Input data:
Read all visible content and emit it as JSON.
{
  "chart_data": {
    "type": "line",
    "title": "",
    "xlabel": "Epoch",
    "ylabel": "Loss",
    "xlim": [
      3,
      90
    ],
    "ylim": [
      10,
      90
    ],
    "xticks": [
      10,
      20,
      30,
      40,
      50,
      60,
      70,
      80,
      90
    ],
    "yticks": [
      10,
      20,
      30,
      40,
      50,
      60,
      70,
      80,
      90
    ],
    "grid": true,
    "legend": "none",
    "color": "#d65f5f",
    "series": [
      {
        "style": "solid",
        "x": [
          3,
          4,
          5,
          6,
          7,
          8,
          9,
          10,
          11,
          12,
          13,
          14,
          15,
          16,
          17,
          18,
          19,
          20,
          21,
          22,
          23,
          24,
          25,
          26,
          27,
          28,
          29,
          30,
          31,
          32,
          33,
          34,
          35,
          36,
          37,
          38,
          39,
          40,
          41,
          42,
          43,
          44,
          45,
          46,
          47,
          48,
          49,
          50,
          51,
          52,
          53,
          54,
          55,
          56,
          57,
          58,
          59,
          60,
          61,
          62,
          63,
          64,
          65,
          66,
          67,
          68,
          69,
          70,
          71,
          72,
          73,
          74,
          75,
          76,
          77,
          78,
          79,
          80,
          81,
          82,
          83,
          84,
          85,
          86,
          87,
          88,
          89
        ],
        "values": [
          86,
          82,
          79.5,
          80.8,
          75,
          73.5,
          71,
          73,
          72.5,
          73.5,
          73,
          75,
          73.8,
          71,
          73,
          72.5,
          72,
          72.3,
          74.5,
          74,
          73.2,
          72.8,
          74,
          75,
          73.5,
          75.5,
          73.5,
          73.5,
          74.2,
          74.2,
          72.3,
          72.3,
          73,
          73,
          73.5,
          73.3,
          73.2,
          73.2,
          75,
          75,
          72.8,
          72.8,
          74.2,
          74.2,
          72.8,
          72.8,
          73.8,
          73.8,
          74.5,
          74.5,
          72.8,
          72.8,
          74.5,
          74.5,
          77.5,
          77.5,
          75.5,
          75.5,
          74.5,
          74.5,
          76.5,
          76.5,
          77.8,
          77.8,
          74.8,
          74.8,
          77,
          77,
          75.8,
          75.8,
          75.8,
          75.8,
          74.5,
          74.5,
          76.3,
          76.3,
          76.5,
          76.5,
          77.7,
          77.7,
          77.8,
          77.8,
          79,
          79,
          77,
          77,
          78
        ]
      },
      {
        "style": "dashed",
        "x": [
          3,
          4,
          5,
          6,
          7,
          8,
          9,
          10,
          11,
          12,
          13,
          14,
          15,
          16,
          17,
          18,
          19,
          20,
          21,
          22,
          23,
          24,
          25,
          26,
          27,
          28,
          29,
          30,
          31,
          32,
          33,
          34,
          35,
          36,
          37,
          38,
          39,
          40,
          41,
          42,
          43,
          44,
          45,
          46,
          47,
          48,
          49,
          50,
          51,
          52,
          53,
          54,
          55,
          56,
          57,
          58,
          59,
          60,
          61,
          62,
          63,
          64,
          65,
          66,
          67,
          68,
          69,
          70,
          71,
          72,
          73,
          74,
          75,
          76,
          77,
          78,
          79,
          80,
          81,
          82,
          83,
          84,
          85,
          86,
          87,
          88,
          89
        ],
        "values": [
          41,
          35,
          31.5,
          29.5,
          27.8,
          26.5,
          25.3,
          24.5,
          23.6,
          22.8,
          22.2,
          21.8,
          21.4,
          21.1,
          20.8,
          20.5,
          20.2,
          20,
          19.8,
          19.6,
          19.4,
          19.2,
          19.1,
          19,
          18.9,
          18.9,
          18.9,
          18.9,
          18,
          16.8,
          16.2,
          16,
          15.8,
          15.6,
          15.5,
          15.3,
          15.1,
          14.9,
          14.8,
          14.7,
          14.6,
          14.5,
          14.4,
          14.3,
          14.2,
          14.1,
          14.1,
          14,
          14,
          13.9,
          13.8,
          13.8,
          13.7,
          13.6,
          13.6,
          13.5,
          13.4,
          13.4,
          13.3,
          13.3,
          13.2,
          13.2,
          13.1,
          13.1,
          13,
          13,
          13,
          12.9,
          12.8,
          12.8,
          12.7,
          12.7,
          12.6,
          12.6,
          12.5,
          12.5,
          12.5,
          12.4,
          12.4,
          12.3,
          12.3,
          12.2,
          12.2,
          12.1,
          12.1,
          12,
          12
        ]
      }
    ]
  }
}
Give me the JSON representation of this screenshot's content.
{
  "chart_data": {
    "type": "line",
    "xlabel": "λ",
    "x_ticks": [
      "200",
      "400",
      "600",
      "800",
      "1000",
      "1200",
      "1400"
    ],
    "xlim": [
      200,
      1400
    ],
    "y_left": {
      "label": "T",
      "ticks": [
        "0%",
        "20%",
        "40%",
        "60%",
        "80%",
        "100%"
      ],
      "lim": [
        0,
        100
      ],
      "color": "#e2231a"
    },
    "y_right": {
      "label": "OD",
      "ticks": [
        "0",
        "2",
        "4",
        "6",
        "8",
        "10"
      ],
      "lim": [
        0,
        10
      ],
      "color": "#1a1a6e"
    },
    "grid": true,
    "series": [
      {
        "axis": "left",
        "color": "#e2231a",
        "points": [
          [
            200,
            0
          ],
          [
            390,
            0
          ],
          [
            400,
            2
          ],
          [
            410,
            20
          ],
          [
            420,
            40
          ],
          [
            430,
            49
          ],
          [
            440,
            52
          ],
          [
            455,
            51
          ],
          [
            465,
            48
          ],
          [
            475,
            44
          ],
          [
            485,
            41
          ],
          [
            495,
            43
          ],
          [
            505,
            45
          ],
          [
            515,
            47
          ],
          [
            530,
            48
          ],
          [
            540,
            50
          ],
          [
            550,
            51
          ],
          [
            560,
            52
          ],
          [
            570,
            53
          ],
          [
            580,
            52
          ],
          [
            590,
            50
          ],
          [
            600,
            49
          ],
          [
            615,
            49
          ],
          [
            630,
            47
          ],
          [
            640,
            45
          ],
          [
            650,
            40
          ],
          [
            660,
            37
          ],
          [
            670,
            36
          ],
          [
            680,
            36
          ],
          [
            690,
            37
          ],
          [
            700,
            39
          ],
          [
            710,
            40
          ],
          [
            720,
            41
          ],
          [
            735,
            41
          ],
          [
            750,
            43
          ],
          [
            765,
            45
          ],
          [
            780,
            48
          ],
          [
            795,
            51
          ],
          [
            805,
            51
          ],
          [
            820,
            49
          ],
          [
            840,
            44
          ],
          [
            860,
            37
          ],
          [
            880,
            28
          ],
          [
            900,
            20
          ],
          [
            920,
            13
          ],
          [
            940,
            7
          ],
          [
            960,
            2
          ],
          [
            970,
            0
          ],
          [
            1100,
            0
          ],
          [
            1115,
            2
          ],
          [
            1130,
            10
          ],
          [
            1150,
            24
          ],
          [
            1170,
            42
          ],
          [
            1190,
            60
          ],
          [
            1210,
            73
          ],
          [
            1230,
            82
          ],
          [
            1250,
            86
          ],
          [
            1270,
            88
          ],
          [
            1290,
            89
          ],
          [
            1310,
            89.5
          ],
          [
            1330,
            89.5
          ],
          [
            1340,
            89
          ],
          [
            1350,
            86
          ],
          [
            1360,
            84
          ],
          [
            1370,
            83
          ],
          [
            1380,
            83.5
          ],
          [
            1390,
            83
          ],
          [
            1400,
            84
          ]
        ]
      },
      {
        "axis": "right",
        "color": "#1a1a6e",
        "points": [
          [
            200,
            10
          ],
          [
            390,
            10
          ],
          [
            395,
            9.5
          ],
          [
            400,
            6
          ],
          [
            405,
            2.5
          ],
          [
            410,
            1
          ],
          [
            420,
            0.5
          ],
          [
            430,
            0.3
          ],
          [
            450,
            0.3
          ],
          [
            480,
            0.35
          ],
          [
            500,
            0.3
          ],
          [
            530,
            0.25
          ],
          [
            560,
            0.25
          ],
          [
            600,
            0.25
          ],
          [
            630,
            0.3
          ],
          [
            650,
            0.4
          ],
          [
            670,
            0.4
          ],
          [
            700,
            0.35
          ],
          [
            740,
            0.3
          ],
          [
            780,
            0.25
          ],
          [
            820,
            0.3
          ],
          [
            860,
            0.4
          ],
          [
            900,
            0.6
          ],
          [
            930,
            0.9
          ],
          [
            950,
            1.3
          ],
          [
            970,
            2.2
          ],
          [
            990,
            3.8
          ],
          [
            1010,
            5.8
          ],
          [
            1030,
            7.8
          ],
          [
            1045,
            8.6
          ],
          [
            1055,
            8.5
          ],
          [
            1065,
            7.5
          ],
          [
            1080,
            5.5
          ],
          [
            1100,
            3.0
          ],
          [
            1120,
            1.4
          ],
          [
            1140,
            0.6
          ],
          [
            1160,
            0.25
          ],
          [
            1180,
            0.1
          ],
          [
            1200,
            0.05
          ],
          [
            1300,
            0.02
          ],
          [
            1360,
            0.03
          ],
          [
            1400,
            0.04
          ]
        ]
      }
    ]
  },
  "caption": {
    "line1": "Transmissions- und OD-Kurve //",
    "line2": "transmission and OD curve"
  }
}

What to do: Select every line where the word "color" occurs.

Final result:
    "color": "#d65f5f",
      "color": "#e2231a"
      "color": "#1a1a6e"
        "color": "#e2231a",
        "color": "#1a1a6e",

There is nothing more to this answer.